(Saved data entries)
## start
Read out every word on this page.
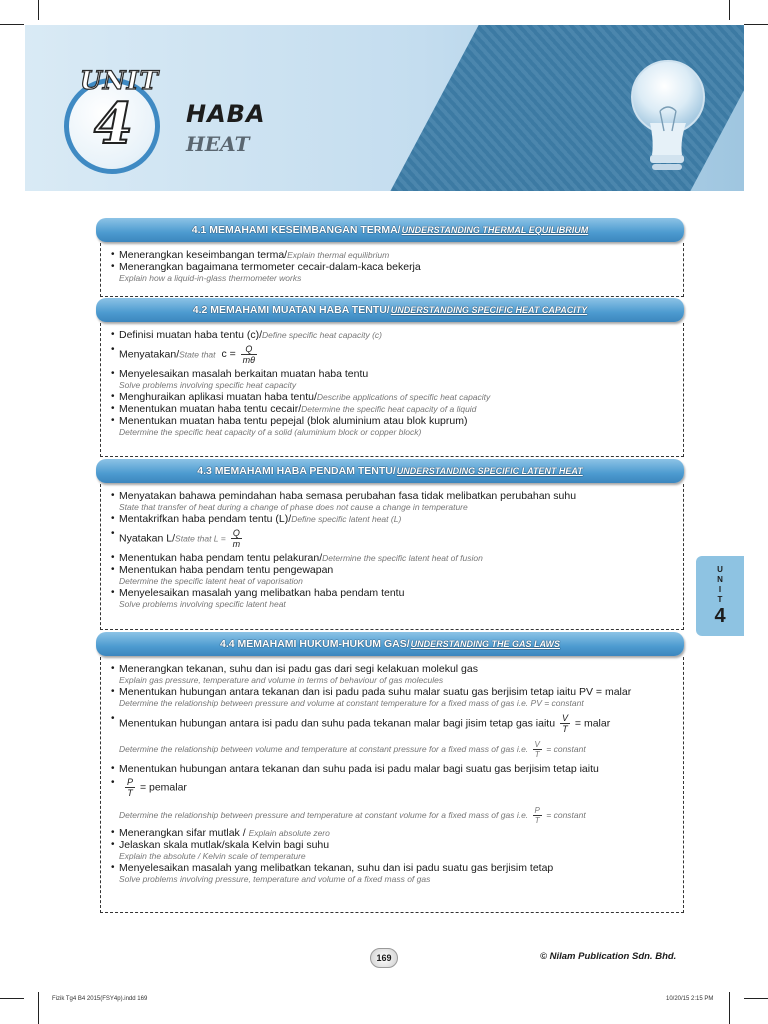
UNIT
4 HABA
HEAT
4.1 MEMAHAMI KESEIMBANGAN TERMA/ UNDERSTANDING THERMAL EQUILIBRIUM
• Menerangkan keseimbangan terma/Explain thermal equilibrium
• Menerangkan bagaimana termometer cecair-dalam-kaca bekerja
Explain how a liquid-in-glass thermometer works
4.2 MEMAHAMI MUATAN HABA TENTU/ UNDERSTANDING SPECIFIC HEAT CAPACITY
• Definisi muatan haba tentu (c)/Define specific heat capacity (c)
• Menyatakan/State that $c = \frac{Q}{m\theta}$
• Menyelesaikan masalah berkaitan muatan haba tentu
Solve problems involving specific heat capacity
• Menghuraikan aplikasi muatan haba tentu/Describe applications of specific heat capacity
• Menentukan muatan haba tentu cecair/Determine the specific heat capacity of a liquid
• Menentukan muatan haba tentu pepejal (blok aluminium atau blok kuprum)
Determine the specific heat capacity of a solid (aluminium block or copper block)
4.3 MEMAHAMI HABA PENDAM TENTU/ UNDERSTANDING SPECIFIC LATENT HEAT
• Menyatakan bahawa pemindahan haba semasa perubahan fasa tidak melibatkan perubahan suhu
State that transfer of heat during a change of phase does not cause a change in temperature
• Mentakrifkan haba pendam tentu (L)/Define specific latent heat (L)
• Nyatakan L/State that $L = \frac{Q}{m}$
• Menentukan haba pendam tentu pelakuran/Determine the specific latent heat of fusion
• Menentukan haba pendam tentu pengewapan
Determine the specific latent heat of vaporisation
• Menyelesaikan masalah yang melibatkan haba pendam tentu
Solve problems involving specific latent heat
4.4 MEMAHAMI HUKUM-HUKUM GAS/ UNDERSTANDING THE GAS LAWS
• Menerangkan tekanan, suhu dan isi padu gas dari segi kelakuan molekul gas
Explain gas pressure, temperature and volume in terms of behaviour of gas molecules
• Menentukan hubungan antara tekanan dan isi padu pada suhu malar suatu gas berjisim tetap iaitu PV = malar
Determine the relationship between pressure and volume at constant temperature for a fixed mass of gas i.e. PV = constant
• Menentukan hubungan antara isi padu dan suhu pada tekanan malar bagi jisim tetap gas iaitu $\frac{V}{T}$ = malar
Determine the relationship between volume and temperature at constant pressure for a fixed mass of gas i.e. $\frac{V}{T}$ = constant
• Menentukan hubungan antara tekanan dan suhu pada isi padu malar bagi suatu gas berjisim tetap iaitu
• $\frac{P}{T}$ = pemalar
Determine the relationship between pressure and temperature at constant volume for a fixed mass of gas i.e. $\frac{P}{T}$ = constant
• Menerangkan sifar mutlak / Explain absolute zero
• Jelaskan skala mutlak/skala Kelvin bagi suhu
Explain the absolute / Kelvin scale of temperature
• Menyelesaikan masalah yang melibatkan tekanan, suhu dan isi padu suatu gas berjisim tetap
Solve problems involving pressure, temperature and volume of a fixed mass of gas
U
N
I
T
4
169	© Nilam Publication Sdn. Bhd.
Fizik Tg4 B4 2015(FSY4p).indd 169	10/20/15 2:15 PM
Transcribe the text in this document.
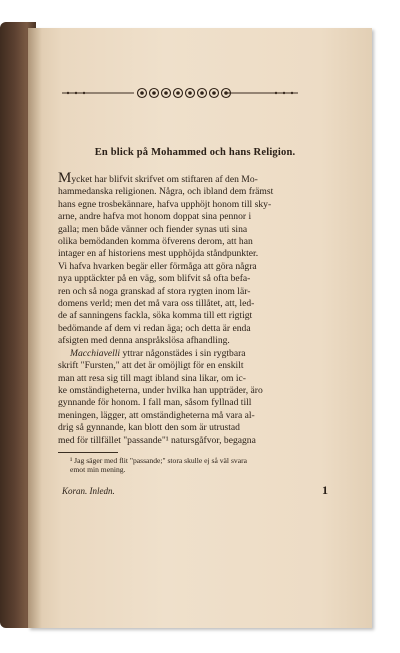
En blick på Mohammed och hans Religion.

Mycket har blifvit skrifvet om stiftaren af den Mo-

hammedanska religionen. Några, och ibland dem främst

hans egne trosbekännare, hafva upphöjt honom till sky-

arne, andre hafva mot honom doppat sina pennor i

galla; men både vänner och fiender synas uti sina

olika bemödanden komma öfverens derom, att han

intager en af historiens mest upphöjda ståndpunkter.

Vi hafva hvarken begär eller förmåga att göra några

nya upptäckter på en väg, som blifvit så ofta befa-

ren och så noga granskad af stora rygten inom lär-

domens verld; men det må vara oss tillåtet, att, led-

de af sanningens fackla, söka komma till ett rigtigt

bedömande af dem vi redan äga; och detta är enda

afsigten med denna anspråkslösa afhandling.

Macchiavelli yttrar någonstädes i sin rygtbara

skrift "Fursten," att det är omöjligt för en enskilt

man att resa sig till magt ibland sina likar, om ic-

ke omständigheterna, under hvilka han uppträder, äro

gynnande för honom. I fall man, såsom fyllnad till

meningen, lägger, att omständigheterna må vara al-

drig så gynnande, kan blott den som är utrustad

med för tillfället "passande"¹ natursgåfvor, begagna

¹ Jag säger med flit "passande;" stora skulle ej så väl svara

emot min mening.

Koran. Inledn.	1
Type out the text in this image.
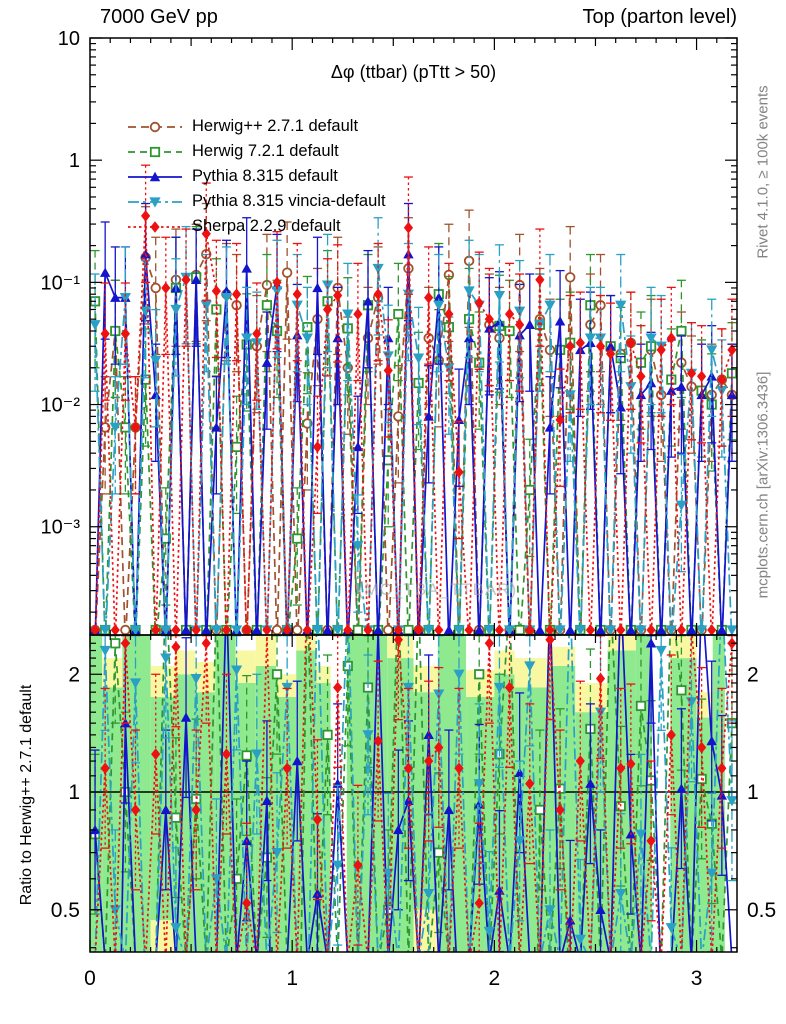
0	1	2	3
10
1
10⁻¹
10⁻²
10⁻³
2	2
1	1
0.5	0.5
7000 GeV pp	Top (parton level)
Δφ (ttbar) (pTtt > 50)
Herwig++ 2.7.1 default
Herwig 7.2.1 default
Pythia 8.315 default
Pythia 8.315 vincia-default
Sherpa 2.2.9 default
(MC_TBA_TTBAR)
Rivet 4.1.0, ≥ 100k events
mcplots.cern.ch [arXiv:1306.3436]
Ratio to Herwig++ 2.7.1 default
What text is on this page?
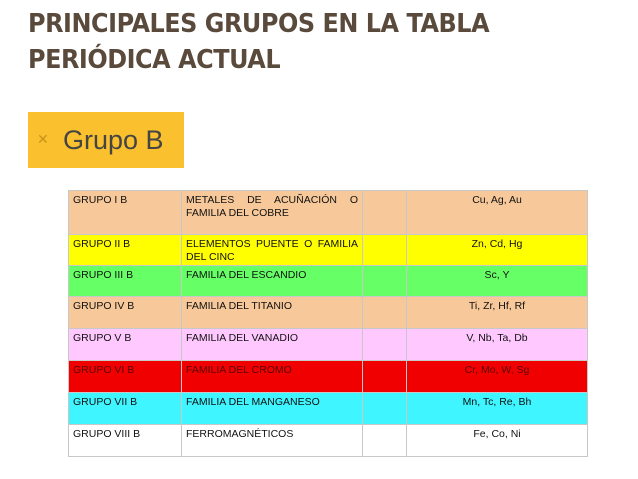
PRINCIPALES GRUPOS EN LA TABLA PERIÓDICA ACTUAL
✕ Grupo B
GRUPO I B	METALES DE ACUÑACIÓN O FAMILIA DEL COBRE		Cu, Ag, Au
GRUPO II B	ELEMENTOS PUENTE O FAMILIA DEL CINC		Zn, Cd, Hg
GRUPO III B	FAMILIA DEL ESCANDIO		Sc, Y
GRUPO IV B	FAMILIA DEL TITANIO		Ti, Zr, Hf, Rf
GRUPO V B	FAMILIA DEL VANADIO		V, Nb, Ta, Db
GRUPO VI B	FAMILIA DEL CROMO		Cr, Mo, W, Sg
GRUPO VII B	FAMILIA DEL MANGANESO		Mn, Tc, Re, Bh
GRUPO VIII B	FERROMAGNÉTICOS		Fe, Co, Ni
## end
Do this: Search the lines for "pada". Copy each line that has it.

Output for this exercise:
• Menentukan hubungan antara tekanan dan isi padu pada suhu malar suatu gas berjisim tetap iaitu PV = malar
• Menentukan hubungan antara isi padu dan suhu pada tekanan malar bagi jisim tetap gas iaitu $\frac{V}{T}$ = malar
• Menentukan hubungan antara tekanan dan suhu pada isi padu malar bagi suatu gas berjisim tetap iaitu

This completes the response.